Task prompt:
A faithful transcription of all the data is required.
[Start of Information shown]
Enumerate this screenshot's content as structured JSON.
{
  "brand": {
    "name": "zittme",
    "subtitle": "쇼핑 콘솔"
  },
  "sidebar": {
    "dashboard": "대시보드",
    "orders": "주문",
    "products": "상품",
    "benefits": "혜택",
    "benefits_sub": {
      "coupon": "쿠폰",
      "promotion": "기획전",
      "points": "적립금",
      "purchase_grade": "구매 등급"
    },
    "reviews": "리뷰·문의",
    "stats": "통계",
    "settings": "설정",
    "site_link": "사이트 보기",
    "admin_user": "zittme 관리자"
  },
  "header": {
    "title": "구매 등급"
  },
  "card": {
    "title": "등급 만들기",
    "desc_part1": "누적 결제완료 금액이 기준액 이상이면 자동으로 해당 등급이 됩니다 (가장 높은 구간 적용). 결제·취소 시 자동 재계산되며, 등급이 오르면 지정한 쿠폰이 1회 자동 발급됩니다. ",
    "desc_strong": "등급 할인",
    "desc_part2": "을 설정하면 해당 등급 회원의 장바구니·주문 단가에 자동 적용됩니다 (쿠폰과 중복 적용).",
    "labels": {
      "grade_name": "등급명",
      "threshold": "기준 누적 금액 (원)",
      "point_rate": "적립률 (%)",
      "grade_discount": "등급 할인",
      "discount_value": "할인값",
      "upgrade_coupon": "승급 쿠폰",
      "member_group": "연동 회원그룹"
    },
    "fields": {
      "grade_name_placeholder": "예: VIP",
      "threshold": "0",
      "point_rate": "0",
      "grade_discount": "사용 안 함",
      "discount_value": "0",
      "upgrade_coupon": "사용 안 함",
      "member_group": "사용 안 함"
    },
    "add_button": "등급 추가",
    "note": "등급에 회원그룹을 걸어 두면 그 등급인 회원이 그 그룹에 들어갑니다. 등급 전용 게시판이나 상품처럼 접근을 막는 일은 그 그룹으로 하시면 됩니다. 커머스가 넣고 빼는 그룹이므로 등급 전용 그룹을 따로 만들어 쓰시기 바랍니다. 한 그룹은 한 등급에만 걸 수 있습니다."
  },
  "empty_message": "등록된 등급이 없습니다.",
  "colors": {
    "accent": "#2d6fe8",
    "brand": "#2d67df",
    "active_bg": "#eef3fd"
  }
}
[End of Information shown]
Solution to this task:
Enumerate this screenshot's content as structured JSON.
{
  "brand": {
    "name": "zittme",
    "subtitle": "쇼핑 콘솔"
  },
  "sidebar": {
    "dashboard": "대시보드",
    "orders": "주문",
    "products": "상품",
    "benefits": "혜택",
    "benefits_sub": {
      "coupon": "쿠폰",
      "promotion": "기획전",
      "points": "적립금",
      "purchase_grade": "구매 등급"
    },
    "reviews": "리뷰·문의",
    "stats": "통계",
    "settings": "설정",
    "site_link": "사이트 보기",
    "admin_user": "zittme 관리자"
  },
  "header": {
    "title": "구매 등급"
  },
  "card": {
    "title": "등급 만들기",
    "desc_part1": "누적 결제완료 금액이 기준액 이상이면 자동으로 해당 등급이 됩니다 (가장 높은 구간 적용). 결제·취소 시 자동 재계산되며, 등급이 오르면 지정한 쿠폰이 1회 자동 발급됩니다. ",
    "desc_strong": "등급 할인",
    "desc_part2": "을 설정하면 해당 등급 회원의 장바구니·주문 단가에 자동 적용됩니다 (쿠폰과 중복 적용).",
    "labels": {
      "grade_name": "등급명",
      "threshold": "기준 누적 금액 (원)",
      "point_rate": "적립률 (%)",
      "grade_discount": "등급 할인",
      "discount_value": "할인값",
      "upgrade_coupon": "승급 쿠폰",
      "member_group": "연동 회원그룹"
    },
    "fields": {
      "grade_name_placeholder": "예: VIP",
      "threshold": "0",
      "point_rate": "0",
      "grade_discount": "사용 안 함",
      "discount_value": "0",
      "upgrade_coupon": "사용 안 함",
      "member_group": "사용 안 함"
    },
    "add_button": "등급 추가",
    "note": "등급에 회원그룹을 걸어 두면 그 등급인 회원이 그 그룹에 들어갑니다. 등급 전용 게시판이나 상품처럼 접근을 막는 일은 그 그룹으로 하시면 됩니다. 커머스가 넣고 빼는 그룹이므로 등급 전용 그룹을 따로 만들어 쓰시기 바랍니다. 한 그룹은 한 등급에만 걸 수 있습니다."
  },
  "empty_message": "등록된 등급이 없습니다.",
  "colors": {
    "accent": "#2d6fe8",
    "brand": "#2d67df",
    "active_bg": "#eef3fd"
  }
}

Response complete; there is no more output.